Given instruction:
Reproduce all of the data exactly.
########
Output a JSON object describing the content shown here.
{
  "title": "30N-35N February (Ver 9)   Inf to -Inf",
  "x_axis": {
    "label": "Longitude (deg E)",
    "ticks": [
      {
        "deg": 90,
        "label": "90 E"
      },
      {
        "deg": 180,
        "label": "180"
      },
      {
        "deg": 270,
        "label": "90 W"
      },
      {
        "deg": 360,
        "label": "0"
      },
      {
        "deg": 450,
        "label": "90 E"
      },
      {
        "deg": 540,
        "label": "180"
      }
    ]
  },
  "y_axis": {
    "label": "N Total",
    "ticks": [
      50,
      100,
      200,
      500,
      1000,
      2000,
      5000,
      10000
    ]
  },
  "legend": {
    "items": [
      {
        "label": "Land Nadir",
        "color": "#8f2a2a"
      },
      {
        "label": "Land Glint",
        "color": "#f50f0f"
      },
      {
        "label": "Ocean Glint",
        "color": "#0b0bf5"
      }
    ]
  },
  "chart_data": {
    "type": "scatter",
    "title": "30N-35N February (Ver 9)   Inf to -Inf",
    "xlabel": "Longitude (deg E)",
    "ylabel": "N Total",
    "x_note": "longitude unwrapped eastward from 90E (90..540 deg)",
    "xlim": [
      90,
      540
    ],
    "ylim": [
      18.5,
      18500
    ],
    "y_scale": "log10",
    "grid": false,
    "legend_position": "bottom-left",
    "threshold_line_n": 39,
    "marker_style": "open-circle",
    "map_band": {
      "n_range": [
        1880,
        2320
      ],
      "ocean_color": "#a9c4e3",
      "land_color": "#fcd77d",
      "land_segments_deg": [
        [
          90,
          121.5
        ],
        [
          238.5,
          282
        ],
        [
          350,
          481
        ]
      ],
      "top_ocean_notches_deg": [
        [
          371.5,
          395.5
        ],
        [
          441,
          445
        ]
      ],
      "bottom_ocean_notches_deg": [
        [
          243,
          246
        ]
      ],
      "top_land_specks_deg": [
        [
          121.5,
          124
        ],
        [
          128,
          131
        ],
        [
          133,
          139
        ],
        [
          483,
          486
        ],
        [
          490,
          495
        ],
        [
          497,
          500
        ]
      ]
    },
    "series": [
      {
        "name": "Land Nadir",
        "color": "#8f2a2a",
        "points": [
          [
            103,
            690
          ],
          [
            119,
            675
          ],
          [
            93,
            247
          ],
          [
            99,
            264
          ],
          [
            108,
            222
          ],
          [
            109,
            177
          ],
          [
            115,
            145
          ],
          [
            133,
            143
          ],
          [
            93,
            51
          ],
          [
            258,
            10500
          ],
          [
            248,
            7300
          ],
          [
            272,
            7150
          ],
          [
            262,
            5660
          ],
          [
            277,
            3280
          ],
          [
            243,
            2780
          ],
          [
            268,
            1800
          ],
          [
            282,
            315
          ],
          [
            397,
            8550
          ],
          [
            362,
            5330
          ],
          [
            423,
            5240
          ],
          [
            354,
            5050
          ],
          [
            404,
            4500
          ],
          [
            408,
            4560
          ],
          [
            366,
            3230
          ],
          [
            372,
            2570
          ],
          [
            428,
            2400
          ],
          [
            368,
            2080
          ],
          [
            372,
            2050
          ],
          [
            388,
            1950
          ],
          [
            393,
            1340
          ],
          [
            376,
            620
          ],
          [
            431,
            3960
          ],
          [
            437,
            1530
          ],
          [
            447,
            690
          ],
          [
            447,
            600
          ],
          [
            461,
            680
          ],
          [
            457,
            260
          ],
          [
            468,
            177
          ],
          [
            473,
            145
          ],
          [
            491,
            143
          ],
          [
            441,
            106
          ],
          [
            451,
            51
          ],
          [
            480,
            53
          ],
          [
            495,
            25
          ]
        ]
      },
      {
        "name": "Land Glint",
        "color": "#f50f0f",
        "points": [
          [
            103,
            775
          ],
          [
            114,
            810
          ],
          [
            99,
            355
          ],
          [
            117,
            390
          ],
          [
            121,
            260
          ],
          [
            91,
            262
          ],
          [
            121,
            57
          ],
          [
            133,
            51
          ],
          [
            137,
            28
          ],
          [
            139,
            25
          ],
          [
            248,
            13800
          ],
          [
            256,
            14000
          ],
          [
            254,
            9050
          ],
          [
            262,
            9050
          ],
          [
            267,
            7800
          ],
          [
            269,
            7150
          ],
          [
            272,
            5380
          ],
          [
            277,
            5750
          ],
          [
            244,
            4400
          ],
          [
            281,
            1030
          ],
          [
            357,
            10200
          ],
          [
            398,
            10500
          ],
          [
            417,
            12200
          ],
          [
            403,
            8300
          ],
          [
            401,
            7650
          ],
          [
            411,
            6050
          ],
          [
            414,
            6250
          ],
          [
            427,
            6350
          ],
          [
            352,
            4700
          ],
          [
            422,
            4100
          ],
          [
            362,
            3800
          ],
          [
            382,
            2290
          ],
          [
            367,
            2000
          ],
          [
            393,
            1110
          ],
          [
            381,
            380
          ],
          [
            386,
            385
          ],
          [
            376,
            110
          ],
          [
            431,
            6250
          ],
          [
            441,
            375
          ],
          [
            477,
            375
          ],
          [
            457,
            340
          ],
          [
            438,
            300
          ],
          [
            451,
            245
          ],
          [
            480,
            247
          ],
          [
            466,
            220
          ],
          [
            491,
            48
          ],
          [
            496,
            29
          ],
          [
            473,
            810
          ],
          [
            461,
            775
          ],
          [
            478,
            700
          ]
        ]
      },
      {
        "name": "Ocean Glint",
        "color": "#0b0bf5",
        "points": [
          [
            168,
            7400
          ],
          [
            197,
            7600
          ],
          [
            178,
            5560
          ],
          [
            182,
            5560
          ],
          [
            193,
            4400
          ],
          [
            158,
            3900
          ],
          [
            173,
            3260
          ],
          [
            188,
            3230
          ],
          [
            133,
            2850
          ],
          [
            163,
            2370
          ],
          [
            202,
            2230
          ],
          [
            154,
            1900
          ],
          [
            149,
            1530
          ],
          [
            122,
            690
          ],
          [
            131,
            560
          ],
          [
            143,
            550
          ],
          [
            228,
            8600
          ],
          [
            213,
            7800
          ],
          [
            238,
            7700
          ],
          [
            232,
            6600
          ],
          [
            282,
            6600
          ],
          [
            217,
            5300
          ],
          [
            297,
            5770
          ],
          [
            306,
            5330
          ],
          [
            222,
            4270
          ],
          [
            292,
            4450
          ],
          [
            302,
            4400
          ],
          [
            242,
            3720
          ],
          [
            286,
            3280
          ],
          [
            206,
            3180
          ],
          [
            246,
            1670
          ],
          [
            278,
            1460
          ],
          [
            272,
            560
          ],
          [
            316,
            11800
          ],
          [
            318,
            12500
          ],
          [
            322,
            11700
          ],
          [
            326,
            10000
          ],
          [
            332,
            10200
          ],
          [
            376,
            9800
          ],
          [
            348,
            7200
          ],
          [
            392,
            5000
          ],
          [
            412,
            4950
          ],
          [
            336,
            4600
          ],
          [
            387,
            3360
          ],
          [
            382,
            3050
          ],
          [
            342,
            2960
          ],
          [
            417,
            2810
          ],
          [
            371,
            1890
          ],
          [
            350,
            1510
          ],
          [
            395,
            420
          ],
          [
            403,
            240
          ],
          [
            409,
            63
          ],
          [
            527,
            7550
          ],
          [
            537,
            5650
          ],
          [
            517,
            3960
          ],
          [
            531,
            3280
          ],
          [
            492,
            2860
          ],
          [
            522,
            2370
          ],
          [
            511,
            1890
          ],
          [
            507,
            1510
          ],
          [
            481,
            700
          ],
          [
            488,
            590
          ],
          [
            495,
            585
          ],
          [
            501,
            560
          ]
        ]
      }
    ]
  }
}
########
Solved exercise:
Output a JSON object describing the content shown here.
{
  "title": "30N-35N February (Ver 9)   Inf to -Inf",
  "x_axis": {
    "label": "Longitude (deg E)",
    "ticks": [
      {
        "deg": 90,
        "label": "90 E"
      },
      {
        "deg": 180,
        "label": "180"
      },
      {
        "deg": 270,
        "label": "90 W"
      },
      {
        "deg": 360,
        "label": "0"
      },
      {
        "deg": 450,
        "label": "90 E"
      },
      {
        "deg": 540,
        "label": "180"
      }
    ]
  },
  "y_axis": {
    "label": "N Total",
    "ticks": [
      50,
      100,
      200,
      500,
      1000,
      2000,
      5000,
      10000
    ]
  },
  "legend": {
    "items": [
      {
        "label": "Land Nadir",
        "color": "#8f2a2a"
      },
      {
        "label": "Land Glint",
        "color": "#f50f0f"
      },
      {
        "label": "Ocean Glint",
        "color": "#0b0bf5"
      }
    ]
  },
  "chart_data": {
    "type": "scatter",
    "title": "30N-35N February (Ver 9)   Inf to -Inf",
    "xlabel": "Longitude (deg E)",
    "ylabel": "N Total",
    "x_note": "longitude unwrapped eastward from 90E (90..540 deg)",
    "xlim": [
      90,
      540
    ],
    "ylim": [
      18.5,
      18500
    ],
    "y_scale": "log10",
    "grid": false,
    "legend_position": "bottom-left",
    "threshold_line_n": 39,
    "marker_style": "open-circle",
    "map_band": {
      "n_range": [
        1880,
        2320
      ],
      "ocean_color": "#a9c4e3",
      "land_color": "#fcd77d",
      "land_segments_deg": [
        [
          90,
          121.5
        ],
        [
          238.5,
          282
        ],
        [
          350,
          481
        ]
      ],
      "top_ocean_notches_deg": [
        [
          371.5,
          395.5
        ],
        [
          441,
          445
        ]
      ],
      "bottom_ocean_notches_deg": [
        [
          243,
          246
        ]
      ],
      "top_land_specks_deg": [
        [
          121.5,
          124
        ],
        [
          128,
          131
        ],
        [
          133,
          139
        ],
        [
          483,
          486
        ],
        [
          490,
          495
        ],
        [
          497,
          500
        ]
      ]
    },
    "series": [
      {
        "name": "Land Nadir",
        "color": "#8f2a2a",
        "points": [
          [
            103,
            690
          ],
          [
            119,
            675
          ],
          [
            93,
            247
          ],
          [
            99,
            264
          ],
          [
            108,
            222
          ],
          [
            109,
            177
          ],
          [
            115,
            145
          ],
          [
            133,
            143
          ],
          [
            93,
            51
          ],
          [
            258,
            10500
          ],
          [
            248,
            7300
          ],
          [
            272,
            7150
          ],
          [
            262,
            5660
          ],
          [
            277,
            3280
          ],
          [
            243,
            2780
          ],
          [
            268,
            1800
          ],
          [
            282,
            315
          ],
          [
            397,
            8550
          ],
          [
            362,
            5330
          ],
          [
            423,
            5240
          ],
          [
            354,
            5050
          ],
          [
            404,
            4500
          ],
          [
            408,
            4560
          ],
          [
            366,
            3230
          ],
          [
            372,
            2570
          ],
          [
            428,
            2400
          ],
          [
            368,
            2080
          ],
          [
            372,
            2050
          ],
          [
            388,
            1950
          ],
          [
            393,
            1340
          ],
          [
            376,
            620
          ],
          [
            431,
            3960
          ],
          [
            437,
            1530
          ],
          [
            447,
            690
          ],
          [
            447,
            600
          ],
          [
            461,
            680
          ],
          [
            457,
            260
          ],
          [
            468,
            177
          ],
          [
            473,
            145
          ],
          [
            491,
            143
          ],
          [
            441,
            106
          ],
          [
            451,
            51
          ],
          [
            480,
            53
          ],
          [
            495,
            25
          ]
        ]
      },
      {
        "name": "Land Glint",
        "color": "#f50f0f",
        "points": [
          [
            103,
            775
          ],
          [
            114,
            810
          ],
          [
            99,
            355
          ],
          [
            117,
            390
          ],
          [
            121,
            260
          ],
          [
            91,
            262
          ],
          [
            121,
            57
          ],
          [
            133,
            51
          ],
          [
            137,
            28
          ],
          [
            139,
            25
          ],
          [
            248,
            13800
          ],
          [
            256,
            14000
          ],
          [
            254,
            9050
          ],
          [
            262,
            9050
          ],
          [
            267,
            7800
          ],
          [
            269,
            7150
          ],
          [
            272,
            5380
          ],
          [
            277,
            5750
          ],
          [
            244,
            4400
          ],
          [
            281,
            1030
          ],
          [
            357,
            10200
          ],
          [
            398,
            10500
          ],
          [
            417,
            12200
          ],
          [
            403,
            8300
          ],
          [
            401,
            7650
          ],
          [
            411,
            6050
          ],
          [
            414,
            6250
          ],
          [
            427,
            6350
          ],
          [
            352,
            4700
          ],
          [
            422,
            4100
          ],
          [
            362,
            3800
          ],
          [
            382,
            2290
          ],
          [
            367,
            2000
          ],
          [
            393,
            1110
          ],
          [
            381,
            380
          ],
          [
            386,
            385
          ],
          [
            376,
            110
          ],
          [
            431,
            6250
          ],
          [
            441,
            375
          ],
          [
            477,
            375
          ],
          [
            457,
            340
          ],
          [
            438,
            300
          ],
          [
            451,
            245
          ],
          [
            480,
            247
          ],
          [
            466,
            220
          ],
          [
            491,
            48
          ],
          [
            496,
            29
          ],
          [
            473,
            810
          ],
          [
            461,
            775
          ],
          [
            478,
            700
          ]
        ]
      },
      {
        "name": "Ocean Glint",
        "color": "#0b0bf5",
        "points": [
          [
            168,
            7400
          ],
          [
            197,
            7600
          ],
          [
            178,
            5560
          ],
          [
            182,
            5560
          ],
          [
            193,
            4400
          ],
          [
            158,
            3900
          ],
          [
            173,
            3260
          ],
          [
            188,
            3230
          ],
          [
            133,
            2850
          ],
          [
            163,
            2370
          ],
          [
            202,
            2230
          ],
          [
            154,
            1900
          ],
          [
            149,
            1530
          ],
          [
            122,
            690
          ],
          [
            131,
            560
          ],
          [
            143,
            550
          ],
          [
            228,
            8600
          ],
          [
            213,
            7800
          ],
          [
            238,
            7700
          ],
          [
            232,
            6600
          ],
          [
            282,
            6600
          ],
          [
            217,
            5300
          ],
          [
            297,
            5770
          ],
          [
            306,
            5330
          ],
          [
            222,
            4270
          ],
          [
            292,
            4450
          ],
          [
            302,
            4400
          ],
          [
            242,
            3720
          ],
          [
            286,
            3280
          ],
          [
            206,
            3180
          ],
          [
            246,
            1670
          ],
          [
            278,
            1460
          ],
          [
            272,
            560
          ],
          [
            316,
            11800
          ],
          [
            318,
            12500
          ],
          [
            322,
            11700
          ],
          [
            326,
            10000
          ],
          [
            332,
            10200
          ],
          [
            376,
            9800
          ],
          [
            348,
            7200
          ],
          [
            392,
            5000
          ],
          [
            412,
            4950
          ],
          [
            336,
            4600
          ],
          [
            387,
            3360
          ],
          [
            382,
            3050
          ],
          [
            342,
            2960
          ],
          [
            417,
            2810
          ],
          [
            371,
            1890
          ],
          [
            350,
            1510
          ],
          [
            395,
            420
          ],
          [
            403,
            240
          ],
          [
            409,
            63
          ],
          [
            527,
            7550
          ],
          [
            537,
            5650
          ],
          [
            517,
            3960
          ],
          [
            531,
            3280
          ],
          [
            492,
            2860
          ],
          [
            522,
            2370
          ],
          [
            511,
            1890
          ],
          [
            507,
            1510
          ],
          [
            481,
            700
          ],
          [
            488,
            590
          ],
          [
            495,
            585
          ],
          [
            501,
            560
          ]
        ]
      }
    ]
  }
}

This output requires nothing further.